# Some questions about Paypal



## StaceyRosado (Oct 5, 2007)

Ok so I recently started to use Paypay for more then just ebay (selling and purchasing).

I noticed that sometimes paypal takes a fee and sometimes it doesnt. I thought maybe it had to do with the amount -- but nope.

Does anyone know the parameters on why paypal doesnt take out a fee? I know it has to stay in business some how so charging a fee is reasonable. Just curious why it doesnt at times.

:?


----------



## capriola-nd (Jul 6, 2008)

Not sure if this is what you mean but PayPal takes a fee for the sellers but not to the purchasers. That's the only thing that comes to my mind now. . . seems I always get charged a fee. I go to the "details" of an order and there the fee is listed (when it's something I am selling).


----------



## heathersboers (Sep 5, 2008)

If I accept money from someone -say-as a deposit on a goat-It takes out some of the money, but when I pay for something it doesn't. Out of a $300 deposit-It took $9.00-so Im not sure how they calculate it...


----------



## kelebek (Oct 5, 2007)

the only time I have had it take a fee is if I transfer it into my account. If I leave it in there and use it for ebay or what ever - it doesn't seem to take the fee.


----------



## StaceyRosado (Oct 5, 2007)

there is no fee to put it into my checking account.

Its when I receive money -- sometimes I get charged and other times I dont.

not sure if it has anything to do with it being labeled a gift or services or goods etc


----------



## StaceyRosado (Oct 5, 2007)

I found it on paypal.

basically if you choose personal and then send payment from a paypal balance or with your bank account there is no fee for the recipient.


----------



## SterlingAcres (Oct 19, 2009)

You can chose different accounts. For personal, you have to stay under so many uses. For business, you can use it unlimitedly. You get charged like 4% fee of the purchase for the business account. I don't know anything about the personal account.

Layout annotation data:
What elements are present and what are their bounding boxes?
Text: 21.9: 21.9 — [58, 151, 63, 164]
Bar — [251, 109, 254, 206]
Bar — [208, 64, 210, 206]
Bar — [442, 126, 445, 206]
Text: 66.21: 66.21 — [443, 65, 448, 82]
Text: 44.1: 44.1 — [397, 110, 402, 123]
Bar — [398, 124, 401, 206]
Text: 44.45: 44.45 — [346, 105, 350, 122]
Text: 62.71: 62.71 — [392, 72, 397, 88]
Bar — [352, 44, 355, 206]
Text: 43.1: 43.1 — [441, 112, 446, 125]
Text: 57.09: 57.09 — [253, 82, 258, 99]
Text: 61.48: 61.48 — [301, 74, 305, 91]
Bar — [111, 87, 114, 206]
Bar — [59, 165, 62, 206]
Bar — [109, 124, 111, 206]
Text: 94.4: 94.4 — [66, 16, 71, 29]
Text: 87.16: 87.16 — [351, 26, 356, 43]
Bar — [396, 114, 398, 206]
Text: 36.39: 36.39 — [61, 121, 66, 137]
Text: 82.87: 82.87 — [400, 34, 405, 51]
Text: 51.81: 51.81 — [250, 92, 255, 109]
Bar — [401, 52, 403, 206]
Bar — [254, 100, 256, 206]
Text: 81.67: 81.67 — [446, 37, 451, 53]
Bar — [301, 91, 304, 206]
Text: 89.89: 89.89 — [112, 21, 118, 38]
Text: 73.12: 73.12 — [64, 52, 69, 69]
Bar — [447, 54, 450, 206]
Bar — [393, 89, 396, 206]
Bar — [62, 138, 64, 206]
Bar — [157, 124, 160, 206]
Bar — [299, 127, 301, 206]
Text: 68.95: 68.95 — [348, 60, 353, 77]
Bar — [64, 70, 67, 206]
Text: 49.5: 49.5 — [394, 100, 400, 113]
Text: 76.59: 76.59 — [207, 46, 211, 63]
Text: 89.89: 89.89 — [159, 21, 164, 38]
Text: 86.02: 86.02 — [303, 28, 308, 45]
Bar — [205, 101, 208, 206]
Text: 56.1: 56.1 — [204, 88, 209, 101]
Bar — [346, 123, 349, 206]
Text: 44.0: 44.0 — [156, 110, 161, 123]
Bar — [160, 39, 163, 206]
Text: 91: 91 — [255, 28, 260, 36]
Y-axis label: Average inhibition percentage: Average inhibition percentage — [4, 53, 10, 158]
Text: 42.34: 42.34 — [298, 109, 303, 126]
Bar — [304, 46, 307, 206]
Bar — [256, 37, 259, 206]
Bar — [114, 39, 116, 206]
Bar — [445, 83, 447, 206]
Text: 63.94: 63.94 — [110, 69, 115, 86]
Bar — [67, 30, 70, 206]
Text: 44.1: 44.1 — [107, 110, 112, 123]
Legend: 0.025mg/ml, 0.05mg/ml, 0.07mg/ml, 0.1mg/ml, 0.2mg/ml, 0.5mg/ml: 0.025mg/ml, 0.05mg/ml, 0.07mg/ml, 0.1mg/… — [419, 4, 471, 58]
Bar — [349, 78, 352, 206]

■ **Set task**: From the PayPal fee thread, return word for word the part that opens with the words containing "I noticed that" and closes with "doesnt at times.".

■ **Response to this task**:
I noticed that sometimes paypal takes a fee and sometimes it doesnt. I thought maybe it had to do with the amount -- but nope.

Does anyone know the parameters on why paypal doesnt take out a fee? I know it has to stay in business some how so charging a fee is reasonable. Just curious why it doesnt at times.